• What you should do: Reproduce the data in its entirety, exactly as supplied.

(Dataset listings of figures)
************
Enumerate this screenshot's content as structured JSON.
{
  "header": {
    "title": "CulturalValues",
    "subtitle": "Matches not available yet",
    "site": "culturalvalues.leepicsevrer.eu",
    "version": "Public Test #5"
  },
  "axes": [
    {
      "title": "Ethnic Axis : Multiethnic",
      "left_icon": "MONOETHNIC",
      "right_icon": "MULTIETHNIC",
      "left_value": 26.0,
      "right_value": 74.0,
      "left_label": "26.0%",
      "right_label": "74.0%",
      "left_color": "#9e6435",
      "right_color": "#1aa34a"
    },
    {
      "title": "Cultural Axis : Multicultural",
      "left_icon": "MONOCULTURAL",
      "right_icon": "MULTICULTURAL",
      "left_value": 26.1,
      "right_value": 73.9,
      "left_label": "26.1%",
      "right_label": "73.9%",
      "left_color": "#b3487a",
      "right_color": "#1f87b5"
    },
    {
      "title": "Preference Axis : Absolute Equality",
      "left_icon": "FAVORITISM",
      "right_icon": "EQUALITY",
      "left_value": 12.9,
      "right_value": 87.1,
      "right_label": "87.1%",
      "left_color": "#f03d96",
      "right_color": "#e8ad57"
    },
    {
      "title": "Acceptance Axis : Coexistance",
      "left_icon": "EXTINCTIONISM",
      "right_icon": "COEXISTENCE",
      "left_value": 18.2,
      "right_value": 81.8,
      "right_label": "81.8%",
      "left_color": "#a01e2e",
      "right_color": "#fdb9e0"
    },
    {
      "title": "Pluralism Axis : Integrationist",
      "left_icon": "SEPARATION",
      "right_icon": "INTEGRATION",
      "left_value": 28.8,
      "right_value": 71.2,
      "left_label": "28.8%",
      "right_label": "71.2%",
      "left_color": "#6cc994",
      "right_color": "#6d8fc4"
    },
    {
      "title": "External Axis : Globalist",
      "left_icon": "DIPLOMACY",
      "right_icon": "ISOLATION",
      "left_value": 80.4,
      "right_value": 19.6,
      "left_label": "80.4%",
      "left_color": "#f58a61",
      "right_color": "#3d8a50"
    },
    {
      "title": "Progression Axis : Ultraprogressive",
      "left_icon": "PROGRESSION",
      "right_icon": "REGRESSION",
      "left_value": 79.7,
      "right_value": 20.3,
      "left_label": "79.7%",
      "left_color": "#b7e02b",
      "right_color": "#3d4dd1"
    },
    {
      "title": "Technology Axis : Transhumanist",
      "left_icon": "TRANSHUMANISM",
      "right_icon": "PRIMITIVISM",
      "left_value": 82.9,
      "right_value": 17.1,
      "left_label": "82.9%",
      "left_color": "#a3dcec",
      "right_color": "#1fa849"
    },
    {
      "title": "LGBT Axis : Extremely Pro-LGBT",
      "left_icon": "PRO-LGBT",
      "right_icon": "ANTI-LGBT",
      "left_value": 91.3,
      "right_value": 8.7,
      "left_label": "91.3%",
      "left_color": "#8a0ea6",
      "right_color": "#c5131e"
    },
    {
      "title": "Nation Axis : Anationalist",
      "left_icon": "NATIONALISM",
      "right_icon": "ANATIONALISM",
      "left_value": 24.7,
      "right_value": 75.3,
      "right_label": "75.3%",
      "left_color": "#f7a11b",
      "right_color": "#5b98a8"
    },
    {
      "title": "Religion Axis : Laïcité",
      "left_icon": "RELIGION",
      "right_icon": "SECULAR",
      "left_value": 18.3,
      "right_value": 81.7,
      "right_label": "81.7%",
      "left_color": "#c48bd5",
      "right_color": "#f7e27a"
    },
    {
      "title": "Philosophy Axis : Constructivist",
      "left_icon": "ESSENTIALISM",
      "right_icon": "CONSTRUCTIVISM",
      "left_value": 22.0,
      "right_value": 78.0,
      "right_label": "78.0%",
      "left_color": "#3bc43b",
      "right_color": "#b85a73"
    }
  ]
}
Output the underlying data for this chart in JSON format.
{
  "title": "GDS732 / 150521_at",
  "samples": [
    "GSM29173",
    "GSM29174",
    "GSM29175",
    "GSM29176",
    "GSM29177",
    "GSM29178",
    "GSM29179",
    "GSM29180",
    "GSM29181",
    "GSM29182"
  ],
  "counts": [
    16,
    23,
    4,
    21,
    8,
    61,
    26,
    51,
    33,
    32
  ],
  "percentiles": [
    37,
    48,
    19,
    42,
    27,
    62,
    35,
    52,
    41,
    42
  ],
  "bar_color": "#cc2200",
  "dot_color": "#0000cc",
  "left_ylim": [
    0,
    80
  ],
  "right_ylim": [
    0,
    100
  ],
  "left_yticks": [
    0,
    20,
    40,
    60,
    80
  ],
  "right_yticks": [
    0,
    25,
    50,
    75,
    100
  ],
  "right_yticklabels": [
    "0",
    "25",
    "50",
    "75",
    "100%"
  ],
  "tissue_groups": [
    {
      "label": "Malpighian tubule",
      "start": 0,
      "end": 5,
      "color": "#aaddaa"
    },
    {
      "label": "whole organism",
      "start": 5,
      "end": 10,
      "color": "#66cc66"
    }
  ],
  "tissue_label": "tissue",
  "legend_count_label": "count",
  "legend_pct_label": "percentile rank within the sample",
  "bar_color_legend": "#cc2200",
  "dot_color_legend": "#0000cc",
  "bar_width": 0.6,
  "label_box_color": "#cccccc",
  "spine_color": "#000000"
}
************
• Exercise response:
Enumerate this screenshot's content as structured JSON.
{
  "header": {
    "title": "CulturalValues",
    "subtitle": "Matches not available yet",
    "site": "culturalvalues.leepicsevrer.eu",
    "version": "Public Test #5"
  },
  "axes": [
    {
      "title": "Ethnic Axis : Multiethnic",
      "left_icon": "MONOETHNIC",
      "right_icon": "MULTIETHNIC",
      "left_value": 26.0,
      "right_value": 74.0,
      "left_label": "26.0%",
      "right_label": "74.0%",
      "left_color": "#9e6435",
      "right_color": "#1aa34a"
    },
    {
      "title": "Cultural Axis : Multicultural",
      "left_icon": "MONOCULTURAL",
      "right_icon": "MULTICULTURAL",
      "left_value": 26.1,
      "right_value": 73.9,
      "left_label": "26.1%",
      "right_label": "73.9%",
      "left_color": "#b3487a",
      "right_color": "#1f87b5"
    },
    {
      "title": "Preference Axis : Absolute Equality",
      "left_icon": "FAVORITISM",
      "right_icon": "EQUALITY",
      "left_value": 12.9,
      "right_value": 87.1,
      "right_label": "87.1%",
      "left_color": "#f03d96",
      "right_color": "#e8ad57"
    },
    {
      "title": "Acceptance Axis : Coexistance",
      "left_icon": "EXTINCTIONISM",
      "right_icon": "COEXISTENCE",
      "left_value": 18.2,
      "right_value": 81.8,
      "right_label": "81.8%",
      "left_color": "#a01e2e",
      "right_color": "#fdb9e0"
    },
    {
      "title": "Pluralism Axis : Integrationist",
      "left_icon": "SEPARATION",
      "right_icon": "INTEGRATION",
      "left_value": 28.8,
      "right_value": 71.2,
      "left_label": "28.8%",
      "right_label": "71.2%",
      "left_color": "#6cc994",
      "right_color": "#6d8fc4"
    },
    {
      "title": "External Axis : Globalist",
      "left_icon": "DIPLOMACY",
      "right_icon": "ISOLATION",
      "left_value": 80.4,
      "right_value": 19.6,
      "left_label": "80.4%",
      "left_color": "#f58a61",
      "right_color": "#3d8a50"
    },
    {
      "title": "Progression Axis : Ultraprogressive",
      "left_icon": "PROGRESSION",
      "right_icon": "REGRESSION",
      "left_value": 79.7,
      "right_value": 20.3,
      "left_label": "79.7%",
      "left_color": "#b7e02b",
      "right_color": "#3d4dd1"
    },
    {
      "title": "Technology Axis : Transhumanist",
      "left_icon": "TRANSHUMANISM",
      "right_icon": "PRIMITIVISM",
      "left_value": 82.9,
      "right_value": 17.1,
      "left_label": "82.9%",
      "left_color": "#a3dcec",
      "right_color": "#1fa849"
    },
    {
      "title": "LGBT Axis : Extremely Pro-LGBT",
      "left_icon": "PRO-LGBT",
      "right_icon": "ANTI-LGBT",
      "left_value": 91.3,
      "right_value": 8.7,
      "left_label": "91.3%",
      "left_color": "#8a0ea6",
      "right_color": "#c5131e"
    },
    {
      "title": "Nation Axis : Anationalist",
      "left_icon": "NATIONALISM",
      "right_icon": "ANATIONALISM",
      "left_value": 24.7,
      "right_value": 75.3,
      "right_label": "75.3%",
      "left_color": "#f7a11b",
      "right_color": "#5b98a8"
    },
    {
      "title": "Religion Axis : Laïcité",
      "left_icon": "RELIGION",
      "right_icon": "SECULAR",
      "left_value": 18.3,
      "right_value": 81.7,
      "right_label": "81.7%",
      "left_color": "#c48bd5",
      "right_color": "#f7e27a"
    },
    {
      "title": "Philosophy Axis : Constructivist",
      "left_icon": "ESSENTIALISM",
      "right_icon": "CONSTRUCTIVISM",
      "left_value": 22.0,
      "right_value": 78.0,
      "right_label": "78.0%",
      "left_color": "#3bc43b",
      "right_color": "#b85a73"
    }
  ]
}
Output the underlying data for this chart in JSON format.
{
  "title": "GDS732 / 150521_at",
  "samples": [
    "GSM29173",
    "GSM29174",
    "GSM29175",
    "GSM29176",
    "GSM29177",
    "GSM29178",
    "GSM29179",
    "GSM29180",
    "GSM29181",
    "GSM29182"
  ],
  "counts": [
    16,
    23,
    4,
    21,
    8,
    61,
    26,
    51,
    33,
    32
  ],
  "percentiles": [
    37,
    48,
    19,
    42,
    27,
    62,
    35,
    52,
    41,
    42
  ],
  "bar_color": "#cc2200",
  "dot_color": "#0000cc",
  "left_ylim": [
    0,
    80
  ],
  "right_ylim": [
    0,
    100
  ],
  "left_yticks": [
    0,
    20,
    40,
    60,
    80
  ],
  "right_yticks": [
    0,
    25,
    50,
    75,
    100
  ],
  "right_yticklabels": [
    "0",
    "25",
    "50",
    "75",
    "100%"
  ],
  "tissue_groups": [
    {
      "label": "Malpighian tubule",
      "start": 0,
      "end": 5,
      "color": "#aaddaa"
    },
    {
      "label": "whole organism",
      "start": 5,
      "end": 10,
      "color": "#66cc66"
    }
  ],
  "tissue_label": "tissue",
  "legend_count_label": "count",
  "legend_pct_label": "percentile rank within the sample",
  "bar_color_legend": "#cc2200",
  "dot_color_legend": "#0000cc",
  "bar_width": 0.6,
  "label_box_color": "#cccccc",
  "spine_color": "#000000"
}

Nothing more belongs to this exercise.